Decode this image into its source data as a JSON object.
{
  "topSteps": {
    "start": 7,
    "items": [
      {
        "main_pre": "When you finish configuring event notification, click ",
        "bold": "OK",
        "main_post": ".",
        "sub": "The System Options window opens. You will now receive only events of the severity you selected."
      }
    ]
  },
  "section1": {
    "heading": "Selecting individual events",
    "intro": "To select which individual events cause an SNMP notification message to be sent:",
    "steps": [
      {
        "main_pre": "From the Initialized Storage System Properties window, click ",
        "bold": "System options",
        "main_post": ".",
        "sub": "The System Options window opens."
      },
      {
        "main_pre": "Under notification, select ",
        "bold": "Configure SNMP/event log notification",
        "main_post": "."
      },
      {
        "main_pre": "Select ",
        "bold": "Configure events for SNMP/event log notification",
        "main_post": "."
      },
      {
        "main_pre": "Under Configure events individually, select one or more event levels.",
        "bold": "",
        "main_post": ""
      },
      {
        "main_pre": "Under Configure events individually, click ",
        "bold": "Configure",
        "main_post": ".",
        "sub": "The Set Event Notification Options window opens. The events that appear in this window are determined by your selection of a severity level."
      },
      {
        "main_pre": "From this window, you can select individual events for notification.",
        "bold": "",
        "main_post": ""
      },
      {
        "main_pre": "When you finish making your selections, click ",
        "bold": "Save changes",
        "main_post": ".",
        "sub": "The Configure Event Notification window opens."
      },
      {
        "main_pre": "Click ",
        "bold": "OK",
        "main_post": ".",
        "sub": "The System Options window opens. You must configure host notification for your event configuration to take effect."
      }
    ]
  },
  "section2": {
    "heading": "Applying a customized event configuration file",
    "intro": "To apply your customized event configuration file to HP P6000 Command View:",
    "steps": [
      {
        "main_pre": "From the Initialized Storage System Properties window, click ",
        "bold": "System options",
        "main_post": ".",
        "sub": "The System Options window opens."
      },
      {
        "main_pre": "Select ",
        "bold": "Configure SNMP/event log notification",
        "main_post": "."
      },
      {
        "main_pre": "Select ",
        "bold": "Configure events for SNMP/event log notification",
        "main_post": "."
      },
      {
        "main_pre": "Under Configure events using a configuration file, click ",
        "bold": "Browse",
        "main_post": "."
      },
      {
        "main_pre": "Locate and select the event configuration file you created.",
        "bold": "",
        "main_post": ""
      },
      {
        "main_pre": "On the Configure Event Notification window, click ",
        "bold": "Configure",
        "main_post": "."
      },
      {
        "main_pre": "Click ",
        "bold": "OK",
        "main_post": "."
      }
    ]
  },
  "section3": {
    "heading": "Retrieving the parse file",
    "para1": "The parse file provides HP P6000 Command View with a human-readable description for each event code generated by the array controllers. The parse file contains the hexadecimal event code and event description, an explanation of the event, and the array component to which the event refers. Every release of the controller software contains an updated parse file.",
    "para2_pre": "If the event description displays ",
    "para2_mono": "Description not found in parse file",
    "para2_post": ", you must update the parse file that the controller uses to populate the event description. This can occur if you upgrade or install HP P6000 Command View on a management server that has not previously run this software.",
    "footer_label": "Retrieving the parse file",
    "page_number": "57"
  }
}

****

**Problem to work on**
Write out all the lines again, exactly as they are.

**Complete answer**
Decode this image into its source data as a JSON object.
{
  "topSteps": {
    "start": 7,
    "items": [
      {
        "main_pre": "When you finish configuring event notification, click ",
        "bold": "OK",
        "main_post": ".",
        "sub": "The System Options window opens. You will now receive only events of the severity you selected."
      }
    ]
  },
  "section1": {
    "heading": "Selecting individual events",
    "intro": "To select which individual events cause an SNMP notification message to be sent:",
    "steps": [
      {
        "main_pre": "From the Initialized Storage System Properties window, click ",
        "bold": "System options",
        "main_post": ".",
        "sub": "The System Options window opens."
      },
      {
        "main_pre": "Under notification, select ",
        "bold": "Configure SNMP/event log notification",
        "main_post": "."
      },
      {
        "main_pre": "Select ",
        "bold": "Configure events for SNMP/event log notification",
        "main_post": "."
      },
      {
        "main_pre": "Under Configure events individually, select one or more event levels.",
        "bold": "",
        "main_post": ""
      },
      {
        "main_pre": "Under Configure events individually, click ",
        "bold": "Configure",
        "main_post": ".",
        "sub": "The Set Event Notification Options window opens. The events that appear in this window are determined by your selection of a severity level."
      },
      {
        "main_pre": "From this window, you can select individual events for notification.",
        "bold": "",
        "main_post": ""
      },
      {
        "main_pre": "When you finish making your selections, click ",
        "bold": "Save changes",
        "main_post": ".",
        "sub": "The Configure Event Notification window opens."
      },
      {
        "main_pre": "Click ",
        "bold": "OK",
        "main_post": ".",
        "sub": "The System Options window opens. You must configure host notification for your event configuration to take effect."
      }
    ]
  },
  "section2": {
    "heading": "Applying a customized event configuration file",
    "intro": "To apply your customized event configuration file to HP P6000 Command View:",
    "steps": [
      {
        "main_pre": "From the Initialized Storage System Properties window, click ",
        "bold": "System options",
        "main_post": ".",
        "sub": "The System Options window opens."
      },
      {
        "main_pre": "Select ",
        "bold": "Configure SNMP/event log notification",
        "main_post": "."
      },
      {
        "main_pre": "Select ",
        "bold": "Configure events for SNMP/event log notification",
        "main_post": "."
      },
      {
        "main_pre": "Under Configure events using a configuration file, click ",
        "bold": "Browse",
        "main_post": "."
      },
      {
        "main_pre": "Locate and select the event configuration file you created.",
        "bold": "",
        "main_post": ""
      },
      {
        "main_pre": "On the Configure Event Notification window, click ",
        "bold": "Configure",
        "main_post": "."
      },
      {
        "main_pre": "Click ",
        "bold": "OK",
        "main_post": "."
      }
    ]
  },
  "section3": {
    "heading": "Retrieving the parse file",
    "para1": "The parse file provides HP P6000 Command View with a human-readable description for each event code generated by the array controllers. The parse file contains the hexadecimal event code and event description, an explanation of the event, and the array component to which the event refers. Every release of the controller software contains an updated parse file.",
    "para2_pre": "If the event description displays ",
    "para2_mono": "Description not found in parse file",
    "para2_post": ", you must update the parse file that the controller uses to populate the event description. This can occur if you upgrade or install HP P6000 Command View on a management server that has not previously run this software.",
    "footer_label": "Retrieving the parse file",
    "page_number": "57"
  }
}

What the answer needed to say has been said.